**** STORED ROWS ****
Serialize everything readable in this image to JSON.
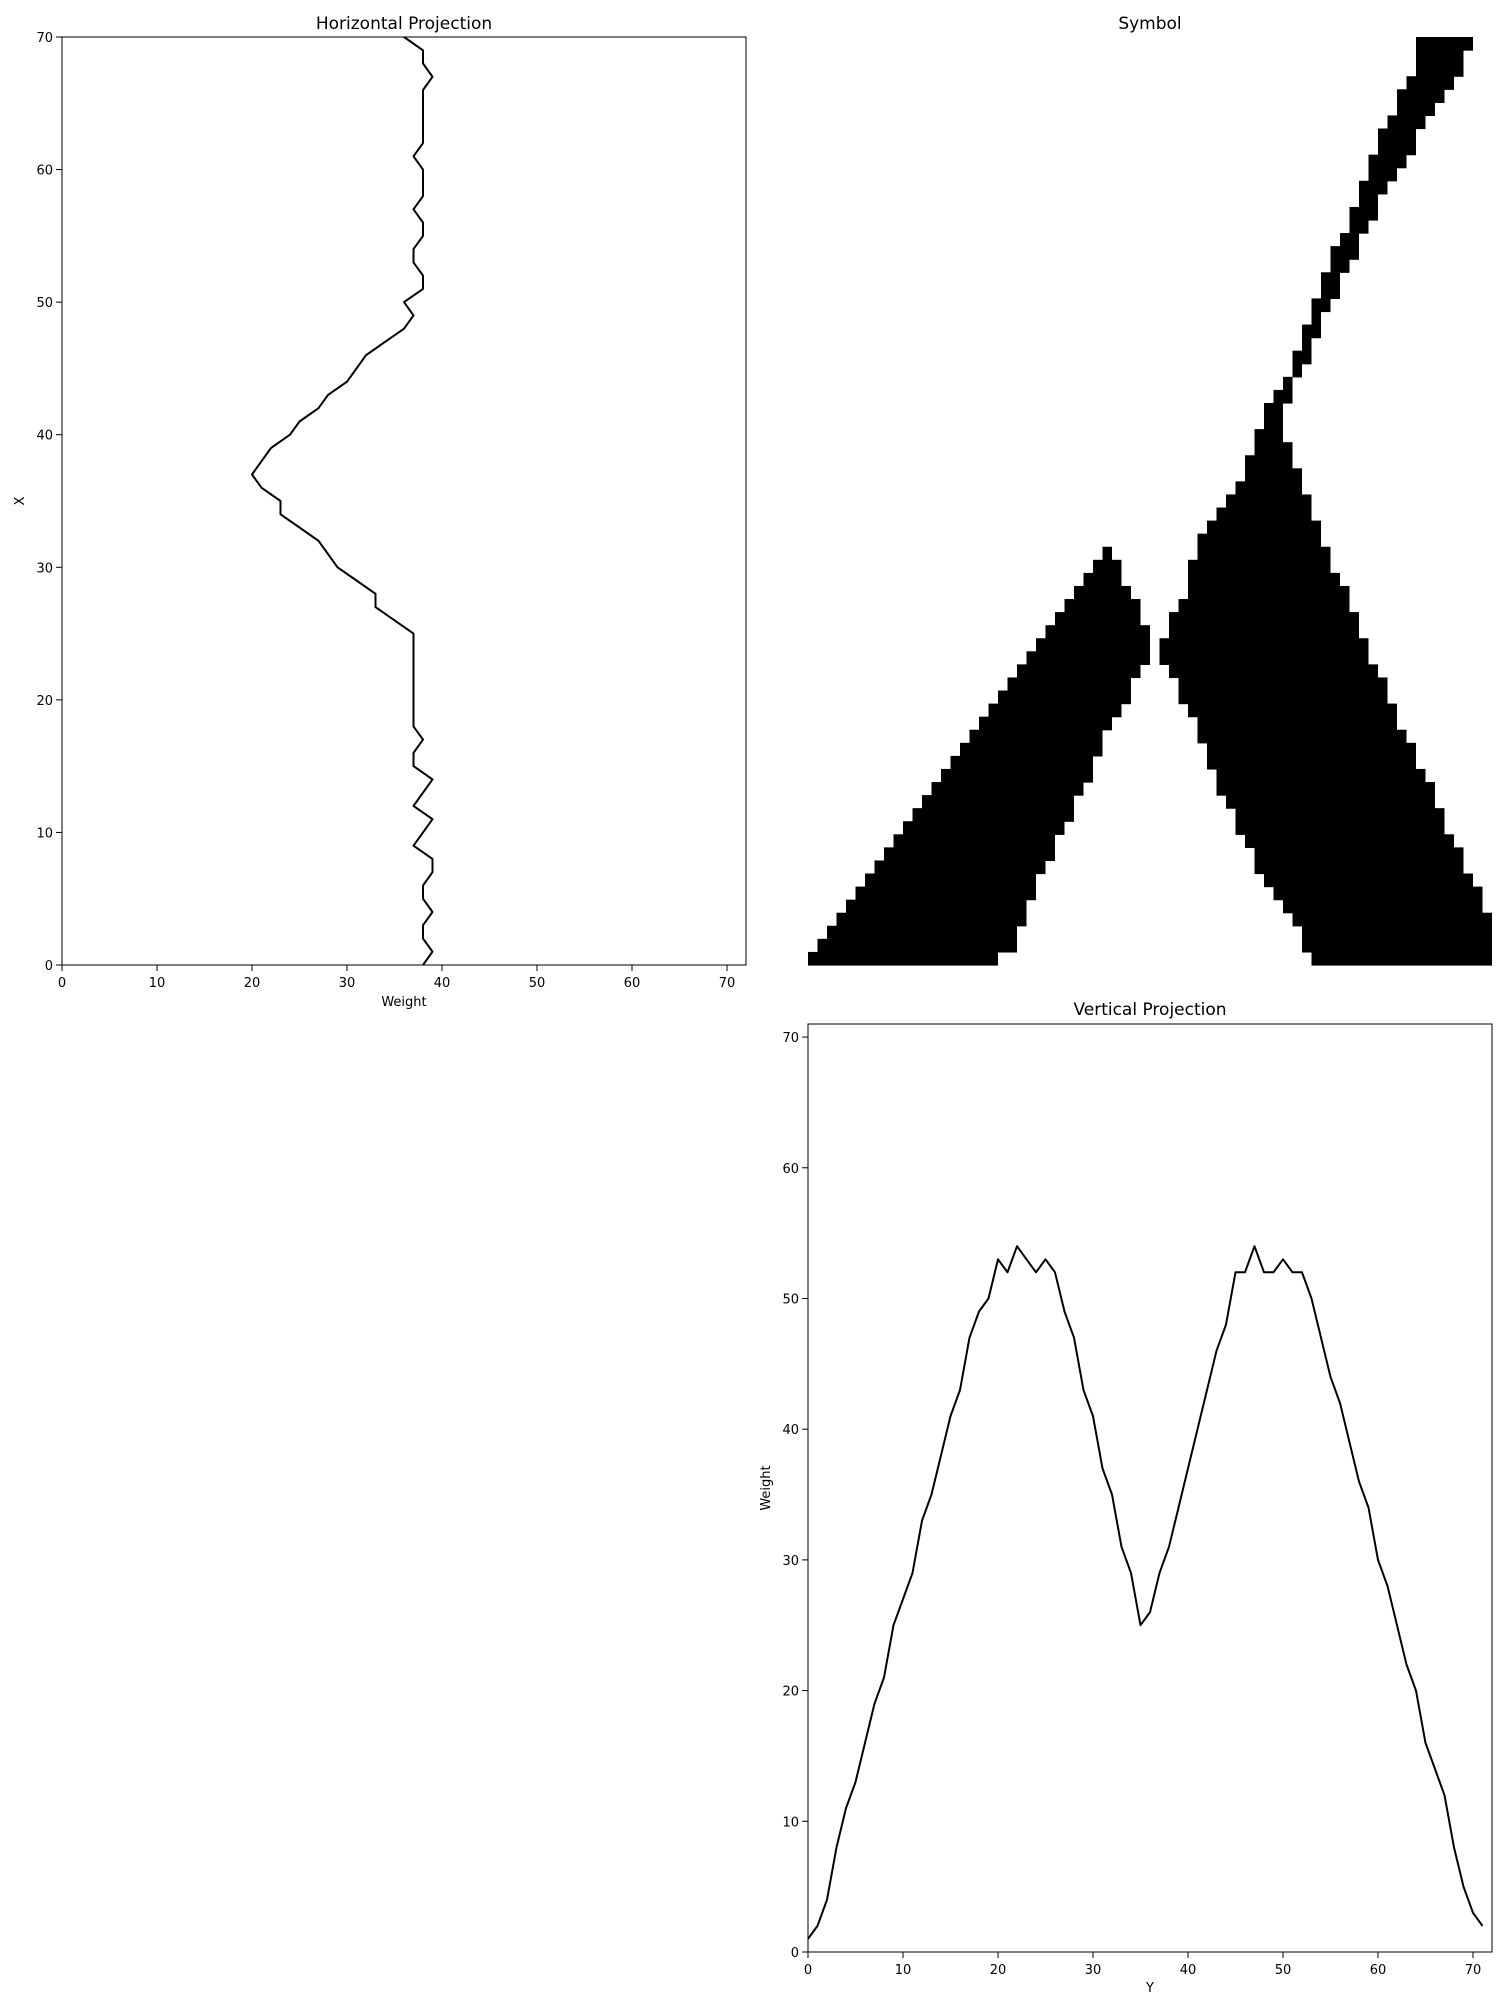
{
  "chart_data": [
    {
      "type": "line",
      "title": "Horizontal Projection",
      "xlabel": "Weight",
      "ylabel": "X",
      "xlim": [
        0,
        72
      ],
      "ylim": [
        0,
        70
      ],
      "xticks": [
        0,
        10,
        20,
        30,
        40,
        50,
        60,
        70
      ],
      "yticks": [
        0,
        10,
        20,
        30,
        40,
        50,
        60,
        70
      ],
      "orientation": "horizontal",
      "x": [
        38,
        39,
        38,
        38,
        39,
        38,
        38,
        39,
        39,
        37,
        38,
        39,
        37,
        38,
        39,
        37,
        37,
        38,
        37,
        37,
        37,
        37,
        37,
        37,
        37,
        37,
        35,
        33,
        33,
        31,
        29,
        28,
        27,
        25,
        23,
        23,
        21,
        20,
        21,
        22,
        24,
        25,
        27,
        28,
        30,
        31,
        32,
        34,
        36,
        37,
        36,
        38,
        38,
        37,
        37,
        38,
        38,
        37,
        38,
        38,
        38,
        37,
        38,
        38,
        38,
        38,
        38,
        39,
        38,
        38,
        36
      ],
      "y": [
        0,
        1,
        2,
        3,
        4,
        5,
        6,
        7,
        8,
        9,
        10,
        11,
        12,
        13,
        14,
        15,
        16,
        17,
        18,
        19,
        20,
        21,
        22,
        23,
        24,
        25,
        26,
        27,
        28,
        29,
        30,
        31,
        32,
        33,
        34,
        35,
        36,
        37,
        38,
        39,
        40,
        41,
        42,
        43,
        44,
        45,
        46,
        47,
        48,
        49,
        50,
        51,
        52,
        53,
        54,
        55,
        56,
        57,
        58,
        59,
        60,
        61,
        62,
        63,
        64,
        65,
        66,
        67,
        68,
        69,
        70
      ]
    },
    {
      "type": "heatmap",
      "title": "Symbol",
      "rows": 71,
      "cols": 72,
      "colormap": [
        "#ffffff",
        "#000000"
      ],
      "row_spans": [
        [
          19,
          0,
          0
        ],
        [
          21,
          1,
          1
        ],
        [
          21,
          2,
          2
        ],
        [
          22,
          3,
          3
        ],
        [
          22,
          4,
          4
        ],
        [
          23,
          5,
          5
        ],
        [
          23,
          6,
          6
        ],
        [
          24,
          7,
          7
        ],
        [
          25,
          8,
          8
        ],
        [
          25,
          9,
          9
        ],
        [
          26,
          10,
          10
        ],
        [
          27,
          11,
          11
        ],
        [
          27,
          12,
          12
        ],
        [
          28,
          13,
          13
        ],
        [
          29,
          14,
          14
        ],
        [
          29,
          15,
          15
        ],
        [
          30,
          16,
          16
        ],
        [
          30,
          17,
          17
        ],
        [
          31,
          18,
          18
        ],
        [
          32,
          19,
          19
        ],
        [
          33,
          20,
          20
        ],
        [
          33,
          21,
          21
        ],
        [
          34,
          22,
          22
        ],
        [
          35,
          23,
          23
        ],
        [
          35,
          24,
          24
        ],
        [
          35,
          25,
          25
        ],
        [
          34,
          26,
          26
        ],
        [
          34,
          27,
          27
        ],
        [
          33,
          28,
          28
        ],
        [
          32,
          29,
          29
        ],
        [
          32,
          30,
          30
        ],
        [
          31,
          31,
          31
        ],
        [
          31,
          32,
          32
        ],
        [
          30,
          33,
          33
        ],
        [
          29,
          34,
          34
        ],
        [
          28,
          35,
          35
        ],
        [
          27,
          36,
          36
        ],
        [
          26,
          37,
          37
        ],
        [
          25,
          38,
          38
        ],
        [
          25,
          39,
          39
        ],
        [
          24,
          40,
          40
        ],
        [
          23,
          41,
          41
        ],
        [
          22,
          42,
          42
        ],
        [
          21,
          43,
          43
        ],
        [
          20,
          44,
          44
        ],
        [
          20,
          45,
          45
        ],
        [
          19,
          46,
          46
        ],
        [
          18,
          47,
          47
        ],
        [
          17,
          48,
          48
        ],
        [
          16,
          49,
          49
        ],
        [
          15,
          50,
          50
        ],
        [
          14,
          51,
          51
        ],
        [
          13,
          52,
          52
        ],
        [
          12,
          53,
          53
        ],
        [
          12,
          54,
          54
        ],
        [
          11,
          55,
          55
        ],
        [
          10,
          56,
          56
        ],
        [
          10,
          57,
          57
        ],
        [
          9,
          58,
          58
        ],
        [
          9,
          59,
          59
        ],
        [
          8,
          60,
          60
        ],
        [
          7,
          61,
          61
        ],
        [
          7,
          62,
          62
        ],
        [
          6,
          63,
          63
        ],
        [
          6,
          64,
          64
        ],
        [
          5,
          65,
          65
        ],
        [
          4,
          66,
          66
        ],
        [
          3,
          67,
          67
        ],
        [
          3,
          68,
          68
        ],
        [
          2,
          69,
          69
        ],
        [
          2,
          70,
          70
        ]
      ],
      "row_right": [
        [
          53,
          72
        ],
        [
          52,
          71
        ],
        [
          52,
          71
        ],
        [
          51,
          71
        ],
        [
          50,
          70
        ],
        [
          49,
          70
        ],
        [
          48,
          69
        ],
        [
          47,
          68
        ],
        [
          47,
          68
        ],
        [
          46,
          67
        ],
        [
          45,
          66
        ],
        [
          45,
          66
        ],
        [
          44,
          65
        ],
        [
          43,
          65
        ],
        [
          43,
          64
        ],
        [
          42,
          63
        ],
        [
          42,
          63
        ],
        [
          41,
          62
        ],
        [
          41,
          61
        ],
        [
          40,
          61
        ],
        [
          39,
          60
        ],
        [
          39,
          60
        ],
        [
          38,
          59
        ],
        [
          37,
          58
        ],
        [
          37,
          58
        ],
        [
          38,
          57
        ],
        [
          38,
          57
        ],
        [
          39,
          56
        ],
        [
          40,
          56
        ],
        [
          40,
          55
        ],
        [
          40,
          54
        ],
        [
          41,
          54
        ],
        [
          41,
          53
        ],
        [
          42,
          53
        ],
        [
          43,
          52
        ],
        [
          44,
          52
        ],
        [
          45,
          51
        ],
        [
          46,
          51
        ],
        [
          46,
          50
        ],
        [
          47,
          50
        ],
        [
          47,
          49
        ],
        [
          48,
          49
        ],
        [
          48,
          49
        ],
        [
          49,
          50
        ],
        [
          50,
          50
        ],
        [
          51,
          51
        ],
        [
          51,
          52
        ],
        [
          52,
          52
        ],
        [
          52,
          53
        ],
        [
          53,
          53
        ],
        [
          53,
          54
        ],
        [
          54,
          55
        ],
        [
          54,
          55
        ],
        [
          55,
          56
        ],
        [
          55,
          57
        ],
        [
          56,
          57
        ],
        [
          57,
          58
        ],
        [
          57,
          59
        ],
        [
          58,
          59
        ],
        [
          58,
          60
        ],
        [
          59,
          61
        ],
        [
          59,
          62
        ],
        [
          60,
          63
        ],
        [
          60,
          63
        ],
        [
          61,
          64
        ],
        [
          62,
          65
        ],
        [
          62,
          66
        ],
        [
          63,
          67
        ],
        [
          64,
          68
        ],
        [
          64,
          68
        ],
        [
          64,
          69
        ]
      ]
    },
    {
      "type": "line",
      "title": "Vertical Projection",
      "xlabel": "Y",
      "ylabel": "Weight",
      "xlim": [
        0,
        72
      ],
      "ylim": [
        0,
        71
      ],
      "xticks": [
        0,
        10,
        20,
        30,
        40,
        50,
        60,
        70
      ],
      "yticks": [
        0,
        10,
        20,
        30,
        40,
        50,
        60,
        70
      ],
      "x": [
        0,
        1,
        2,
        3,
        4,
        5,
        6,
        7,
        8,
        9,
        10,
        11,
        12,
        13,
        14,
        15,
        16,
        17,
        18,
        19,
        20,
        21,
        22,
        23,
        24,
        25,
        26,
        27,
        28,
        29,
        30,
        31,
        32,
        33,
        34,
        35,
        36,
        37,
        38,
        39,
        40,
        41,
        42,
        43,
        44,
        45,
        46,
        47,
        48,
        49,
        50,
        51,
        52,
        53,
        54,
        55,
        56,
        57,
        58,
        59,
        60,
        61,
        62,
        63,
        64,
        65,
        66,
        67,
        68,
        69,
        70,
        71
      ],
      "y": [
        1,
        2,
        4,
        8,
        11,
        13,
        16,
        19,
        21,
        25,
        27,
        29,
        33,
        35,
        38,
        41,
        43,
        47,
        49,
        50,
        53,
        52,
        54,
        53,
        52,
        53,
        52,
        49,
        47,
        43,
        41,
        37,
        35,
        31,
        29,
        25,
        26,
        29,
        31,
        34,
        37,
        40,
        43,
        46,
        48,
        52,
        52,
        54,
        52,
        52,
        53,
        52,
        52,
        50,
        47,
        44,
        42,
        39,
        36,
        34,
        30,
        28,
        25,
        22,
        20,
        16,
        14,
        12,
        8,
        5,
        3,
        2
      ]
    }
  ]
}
****
**GIVEN INSTRUCTION**
Extract all lines from the data in which "Projection" is found.

**TASK ANSWER**
      "title": "Horizontal Projection",
      "title": "Vertical Projection",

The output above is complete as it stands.